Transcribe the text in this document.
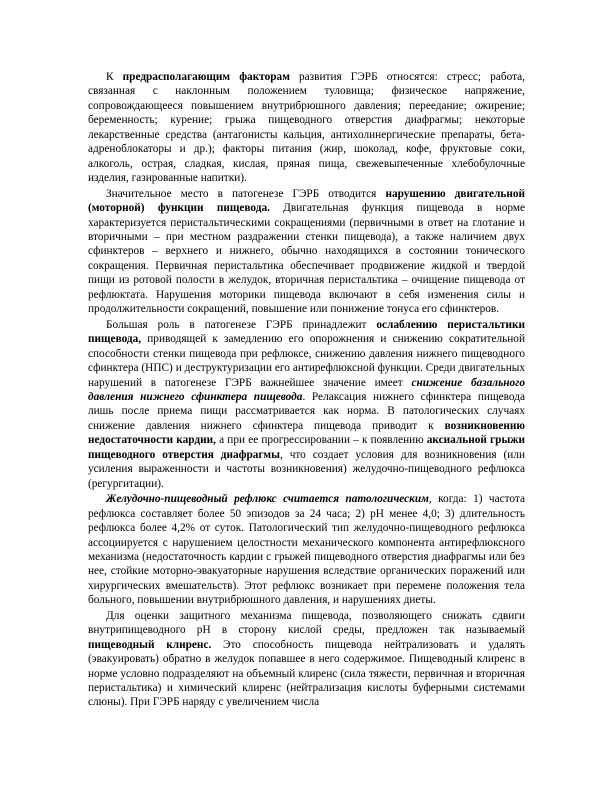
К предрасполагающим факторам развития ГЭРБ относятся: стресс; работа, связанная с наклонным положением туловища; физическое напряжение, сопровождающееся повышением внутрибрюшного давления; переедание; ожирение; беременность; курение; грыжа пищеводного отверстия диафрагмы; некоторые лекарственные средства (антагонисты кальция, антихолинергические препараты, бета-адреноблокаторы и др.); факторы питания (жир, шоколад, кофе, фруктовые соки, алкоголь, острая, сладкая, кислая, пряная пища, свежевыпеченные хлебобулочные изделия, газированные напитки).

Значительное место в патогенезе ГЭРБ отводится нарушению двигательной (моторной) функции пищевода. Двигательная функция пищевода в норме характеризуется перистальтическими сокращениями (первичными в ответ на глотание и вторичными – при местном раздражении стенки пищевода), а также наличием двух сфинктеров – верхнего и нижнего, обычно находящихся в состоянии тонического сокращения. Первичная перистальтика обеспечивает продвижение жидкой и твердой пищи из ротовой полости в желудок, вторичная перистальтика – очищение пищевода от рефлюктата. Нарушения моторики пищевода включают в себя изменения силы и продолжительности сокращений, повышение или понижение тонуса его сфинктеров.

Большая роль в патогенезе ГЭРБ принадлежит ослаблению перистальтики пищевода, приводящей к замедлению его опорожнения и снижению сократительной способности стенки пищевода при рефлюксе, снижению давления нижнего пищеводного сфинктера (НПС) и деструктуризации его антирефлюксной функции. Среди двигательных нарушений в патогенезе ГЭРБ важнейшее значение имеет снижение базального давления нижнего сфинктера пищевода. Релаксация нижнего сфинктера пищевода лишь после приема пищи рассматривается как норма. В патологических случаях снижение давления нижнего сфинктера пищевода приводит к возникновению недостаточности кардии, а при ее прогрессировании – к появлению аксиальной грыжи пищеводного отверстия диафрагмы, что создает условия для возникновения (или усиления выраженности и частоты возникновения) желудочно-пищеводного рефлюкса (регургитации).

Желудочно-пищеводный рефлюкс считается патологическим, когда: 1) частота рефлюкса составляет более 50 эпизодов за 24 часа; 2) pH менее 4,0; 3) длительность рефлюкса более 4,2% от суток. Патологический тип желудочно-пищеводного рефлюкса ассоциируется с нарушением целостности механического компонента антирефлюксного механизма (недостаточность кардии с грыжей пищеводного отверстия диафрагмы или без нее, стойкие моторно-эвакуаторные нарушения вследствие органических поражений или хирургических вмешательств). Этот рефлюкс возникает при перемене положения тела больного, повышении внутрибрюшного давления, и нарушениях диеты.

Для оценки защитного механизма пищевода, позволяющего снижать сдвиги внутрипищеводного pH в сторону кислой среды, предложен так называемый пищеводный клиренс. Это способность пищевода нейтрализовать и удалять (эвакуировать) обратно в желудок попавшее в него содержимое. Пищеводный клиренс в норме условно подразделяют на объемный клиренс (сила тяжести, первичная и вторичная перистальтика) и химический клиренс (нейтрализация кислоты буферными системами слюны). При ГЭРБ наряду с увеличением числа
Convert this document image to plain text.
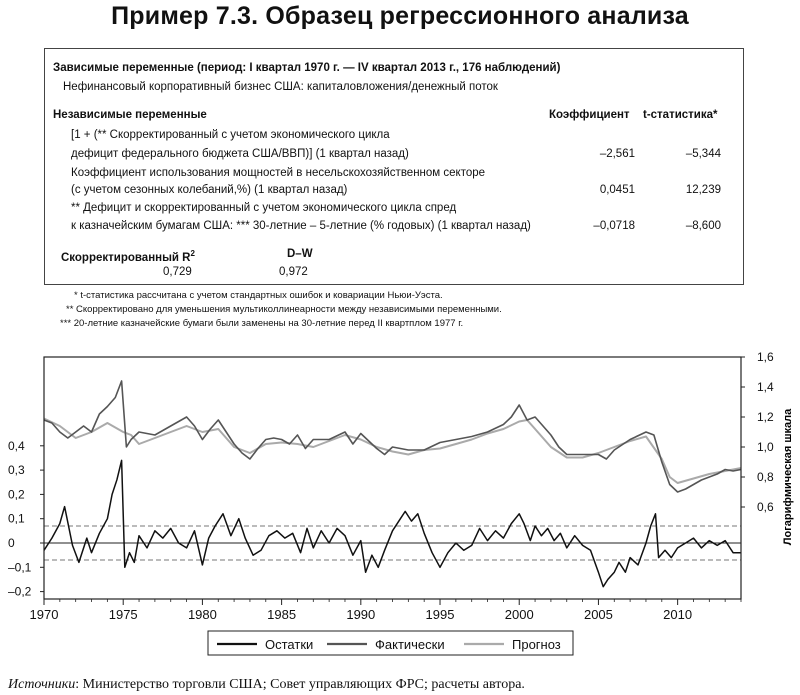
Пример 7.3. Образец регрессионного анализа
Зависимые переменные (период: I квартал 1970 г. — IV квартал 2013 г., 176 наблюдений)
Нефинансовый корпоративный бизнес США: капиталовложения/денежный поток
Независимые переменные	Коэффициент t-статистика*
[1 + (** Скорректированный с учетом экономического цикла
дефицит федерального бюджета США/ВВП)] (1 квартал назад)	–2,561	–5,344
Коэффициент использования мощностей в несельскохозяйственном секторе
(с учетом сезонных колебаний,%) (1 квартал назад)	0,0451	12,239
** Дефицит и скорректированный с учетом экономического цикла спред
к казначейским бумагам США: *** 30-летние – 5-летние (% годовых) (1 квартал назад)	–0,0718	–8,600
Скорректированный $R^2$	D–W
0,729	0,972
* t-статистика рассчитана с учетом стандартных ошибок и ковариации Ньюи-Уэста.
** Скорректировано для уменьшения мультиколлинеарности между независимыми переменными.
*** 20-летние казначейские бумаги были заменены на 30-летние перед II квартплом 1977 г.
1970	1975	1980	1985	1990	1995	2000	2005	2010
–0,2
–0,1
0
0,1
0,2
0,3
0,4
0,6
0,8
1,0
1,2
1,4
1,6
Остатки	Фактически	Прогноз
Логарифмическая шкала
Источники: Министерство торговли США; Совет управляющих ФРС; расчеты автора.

---

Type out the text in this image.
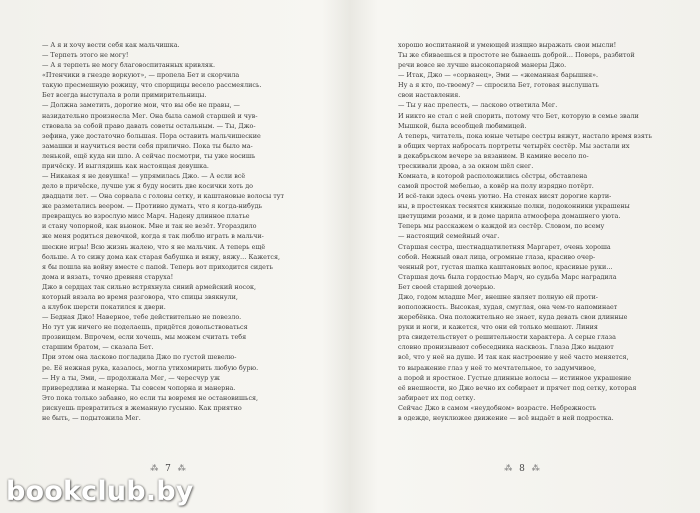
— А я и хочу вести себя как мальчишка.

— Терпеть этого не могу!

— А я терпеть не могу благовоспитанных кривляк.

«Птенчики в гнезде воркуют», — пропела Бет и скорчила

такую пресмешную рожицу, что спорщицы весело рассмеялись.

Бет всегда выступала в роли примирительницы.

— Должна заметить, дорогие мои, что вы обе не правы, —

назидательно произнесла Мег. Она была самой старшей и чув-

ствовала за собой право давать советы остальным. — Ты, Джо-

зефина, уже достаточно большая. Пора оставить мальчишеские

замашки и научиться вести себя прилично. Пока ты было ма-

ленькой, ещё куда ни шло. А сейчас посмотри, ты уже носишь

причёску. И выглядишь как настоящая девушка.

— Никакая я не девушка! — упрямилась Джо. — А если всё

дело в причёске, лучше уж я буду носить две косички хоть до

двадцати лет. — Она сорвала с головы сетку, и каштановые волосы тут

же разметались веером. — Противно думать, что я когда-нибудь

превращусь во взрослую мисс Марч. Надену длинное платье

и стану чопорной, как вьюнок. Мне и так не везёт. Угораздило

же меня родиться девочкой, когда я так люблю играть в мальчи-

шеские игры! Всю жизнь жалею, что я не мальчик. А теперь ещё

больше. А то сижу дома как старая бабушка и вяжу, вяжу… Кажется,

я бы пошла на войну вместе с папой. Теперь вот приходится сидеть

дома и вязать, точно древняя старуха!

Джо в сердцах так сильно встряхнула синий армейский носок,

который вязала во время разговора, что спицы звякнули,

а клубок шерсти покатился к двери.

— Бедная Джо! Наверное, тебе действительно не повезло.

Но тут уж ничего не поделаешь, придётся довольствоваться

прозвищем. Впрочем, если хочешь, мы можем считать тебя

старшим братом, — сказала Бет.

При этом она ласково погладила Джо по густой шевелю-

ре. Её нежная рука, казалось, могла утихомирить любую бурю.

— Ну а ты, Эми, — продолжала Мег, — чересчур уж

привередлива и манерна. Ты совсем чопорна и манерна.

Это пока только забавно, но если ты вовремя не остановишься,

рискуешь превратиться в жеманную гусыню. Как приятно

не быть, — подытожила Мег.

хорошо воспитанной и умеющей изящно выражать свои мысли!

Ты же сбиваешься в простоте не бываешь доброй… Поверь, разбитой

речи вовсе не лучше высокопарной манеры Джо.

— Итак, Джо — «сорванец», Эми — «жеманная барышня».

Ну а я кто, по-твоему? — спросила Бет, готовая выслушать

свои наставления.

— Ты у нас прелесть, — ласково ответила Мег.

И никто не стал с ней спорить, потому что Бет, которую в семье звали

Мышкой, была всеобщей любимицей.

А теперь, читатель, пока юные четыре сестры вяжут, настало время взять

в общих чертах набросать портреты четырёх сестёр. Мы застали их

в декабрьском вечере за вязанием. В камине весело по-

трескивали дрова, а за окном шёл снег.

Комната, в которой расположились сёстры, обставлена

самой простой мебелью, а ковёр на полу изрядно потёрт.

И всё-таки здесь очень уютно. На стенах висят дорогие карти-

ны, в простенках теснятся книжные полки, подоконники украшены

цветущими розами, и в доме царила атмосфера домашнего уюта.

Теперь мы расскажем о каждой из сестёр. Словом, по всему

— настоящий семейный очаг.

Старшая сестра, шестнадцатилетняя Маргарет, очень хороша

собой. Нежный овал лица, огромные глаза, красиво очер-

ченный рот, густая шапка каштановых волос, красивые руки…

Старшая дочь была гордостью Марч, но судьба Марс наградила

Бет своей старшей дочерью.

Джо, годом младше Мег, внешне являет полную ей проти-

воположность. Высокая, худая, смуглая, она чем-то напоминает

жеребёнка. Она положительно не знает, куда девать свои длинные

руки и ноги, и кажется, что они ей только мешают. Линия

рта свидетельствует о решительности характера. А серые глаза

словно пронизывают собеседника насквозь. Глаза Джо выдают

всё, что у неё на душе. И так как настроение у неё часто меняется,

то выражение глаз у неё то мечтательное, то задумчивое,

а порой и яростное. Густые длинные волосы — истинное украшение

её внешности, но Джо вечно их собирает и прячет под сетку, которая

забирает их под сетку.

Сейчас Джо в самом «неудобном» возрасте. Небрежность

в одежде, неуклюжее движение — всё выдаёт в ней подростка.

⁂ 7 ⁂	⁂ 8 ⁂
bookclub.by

* * *

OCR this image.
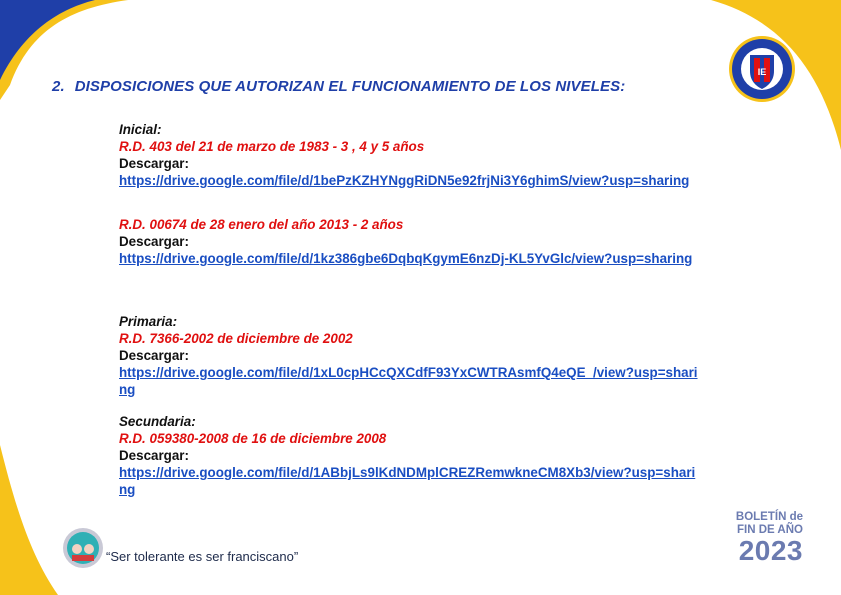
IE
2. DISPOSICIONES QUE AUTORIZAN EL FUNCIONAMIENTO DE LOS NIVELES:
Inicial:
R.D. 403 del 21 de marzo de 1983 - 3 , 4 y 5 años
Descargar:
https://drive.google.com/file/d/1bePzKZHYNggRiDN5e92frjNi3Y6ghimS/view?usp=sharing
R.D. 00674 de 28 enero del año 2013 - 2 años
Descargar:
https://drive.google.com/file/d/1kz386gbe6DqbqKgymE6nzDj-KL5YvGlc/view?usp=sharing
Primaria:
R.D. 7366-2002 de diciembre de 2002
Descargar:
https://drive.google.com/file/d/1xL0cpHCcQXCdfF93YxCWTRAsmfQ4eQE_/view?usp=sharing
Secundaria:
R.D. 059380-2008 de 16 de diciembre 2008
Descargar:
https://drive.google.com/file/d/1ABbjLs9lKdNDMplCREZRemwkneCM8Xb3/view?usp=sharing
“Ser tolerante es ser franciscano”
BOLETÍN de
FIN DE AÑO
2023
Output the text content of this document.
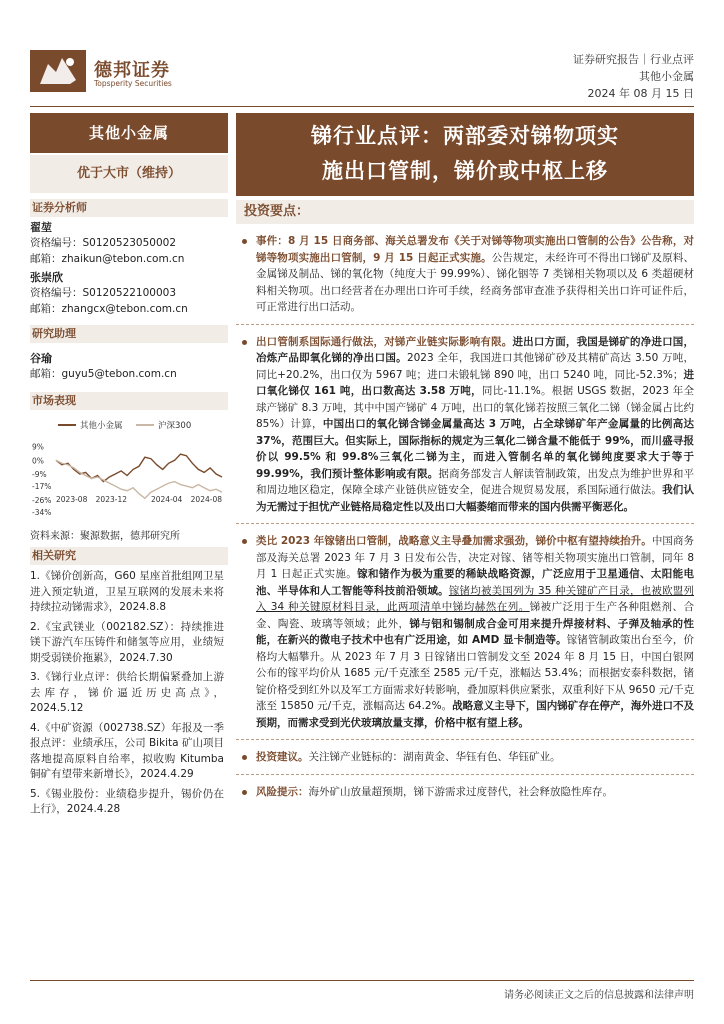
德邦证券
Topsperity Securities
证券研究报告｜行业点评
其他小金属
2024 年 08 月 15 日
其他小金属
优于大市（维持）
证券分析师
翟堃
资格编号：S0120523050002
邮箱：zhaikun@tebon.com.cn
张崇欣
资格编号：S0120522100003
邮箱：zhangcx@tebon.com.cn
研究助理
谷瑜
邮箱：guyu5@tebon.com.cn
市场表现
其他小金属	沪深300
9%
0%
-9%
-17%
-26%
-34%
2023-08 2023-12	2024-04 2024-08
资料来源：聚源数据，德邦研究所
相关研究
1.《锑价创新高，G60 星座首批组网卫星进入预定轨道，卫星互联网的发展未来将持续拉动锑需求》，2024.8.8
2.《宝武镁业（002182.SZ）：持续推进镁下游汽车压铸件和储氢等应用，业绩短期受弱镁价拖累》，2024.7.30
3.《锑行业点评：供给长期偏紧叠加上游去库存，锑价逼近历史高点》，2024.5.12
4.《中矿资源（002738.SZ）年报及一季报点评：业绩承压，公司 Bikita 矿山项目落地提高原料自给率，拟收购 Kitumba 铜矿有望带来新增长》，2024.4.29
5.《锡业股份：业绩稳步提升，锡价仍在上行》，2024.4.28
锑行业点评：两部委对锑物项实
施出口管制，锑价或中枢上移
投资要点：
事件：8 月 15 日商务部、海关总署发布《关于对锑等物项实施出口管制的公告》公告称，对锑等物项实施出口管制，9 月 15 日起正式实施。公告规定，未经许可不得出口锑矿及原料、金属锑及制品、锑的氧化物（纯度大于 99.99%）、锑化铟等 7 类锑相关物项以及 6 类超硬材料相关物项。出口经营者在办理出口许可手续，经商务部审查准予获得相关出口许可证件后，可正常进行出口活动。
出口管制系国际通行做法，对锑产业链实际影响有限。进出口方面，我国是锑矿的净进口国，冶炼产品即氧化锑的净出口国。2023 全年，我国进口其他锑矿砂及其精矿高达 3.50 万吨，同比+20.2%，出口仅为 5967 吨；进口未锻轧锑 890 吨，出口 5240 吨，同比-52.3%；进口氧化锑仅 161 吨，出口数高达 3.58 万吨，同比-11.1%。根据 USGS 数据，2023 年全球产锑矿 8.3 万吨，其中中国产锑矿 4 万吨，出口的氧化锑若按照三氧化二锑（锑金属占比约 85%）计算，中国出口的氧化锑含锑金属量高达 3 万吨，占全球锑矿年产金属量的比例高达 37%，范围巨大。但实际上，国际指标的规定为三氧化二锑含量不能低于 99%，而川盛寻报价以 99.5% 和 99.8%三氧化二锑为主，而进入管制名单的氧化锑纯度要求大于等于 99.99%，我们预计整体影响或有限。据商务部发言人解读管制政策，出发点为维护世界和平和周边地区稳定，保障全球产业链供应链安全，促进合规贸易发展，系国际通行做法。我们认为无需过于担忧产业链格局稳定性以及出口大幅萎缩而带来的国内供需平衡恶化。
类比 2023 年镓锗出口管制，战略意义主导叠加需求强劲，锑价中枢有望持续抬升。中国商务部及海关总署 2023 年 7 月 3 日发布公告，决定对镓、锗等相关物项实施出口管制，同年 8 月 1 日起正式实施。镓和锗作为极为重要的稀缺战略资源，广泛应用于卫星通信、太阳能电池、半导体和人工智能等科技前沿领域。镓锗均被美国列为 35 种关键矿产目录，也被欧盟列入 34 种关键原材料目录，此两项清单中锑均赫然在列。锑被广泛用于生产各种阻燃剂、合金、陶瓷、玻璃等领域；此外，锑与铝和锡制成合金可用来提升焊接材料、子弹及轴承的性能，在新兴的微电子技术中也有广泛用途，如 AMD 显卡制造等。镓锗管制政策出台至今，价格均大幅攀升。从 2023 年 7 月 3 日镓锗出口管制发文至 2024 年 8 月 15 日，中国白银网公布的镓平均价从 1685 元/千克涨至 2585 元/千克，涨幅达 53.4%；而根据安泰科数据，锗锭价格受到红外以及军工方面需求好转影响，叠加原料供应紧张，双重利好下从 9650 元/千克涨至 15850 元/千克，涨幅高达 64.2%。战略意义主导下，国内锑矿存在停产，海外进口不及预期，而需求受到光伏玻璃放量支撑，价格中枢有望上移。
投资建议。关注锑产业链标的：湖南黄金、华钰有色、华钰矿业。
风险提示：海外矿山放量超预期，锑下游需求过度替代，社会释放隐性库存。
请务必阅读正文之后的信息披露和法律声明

• **What is being asked**
Using the entries above, find all lines with "资格编号". Copy them.

• **Result below**
资格编号：S0120523050002
资格编号：S0120522100003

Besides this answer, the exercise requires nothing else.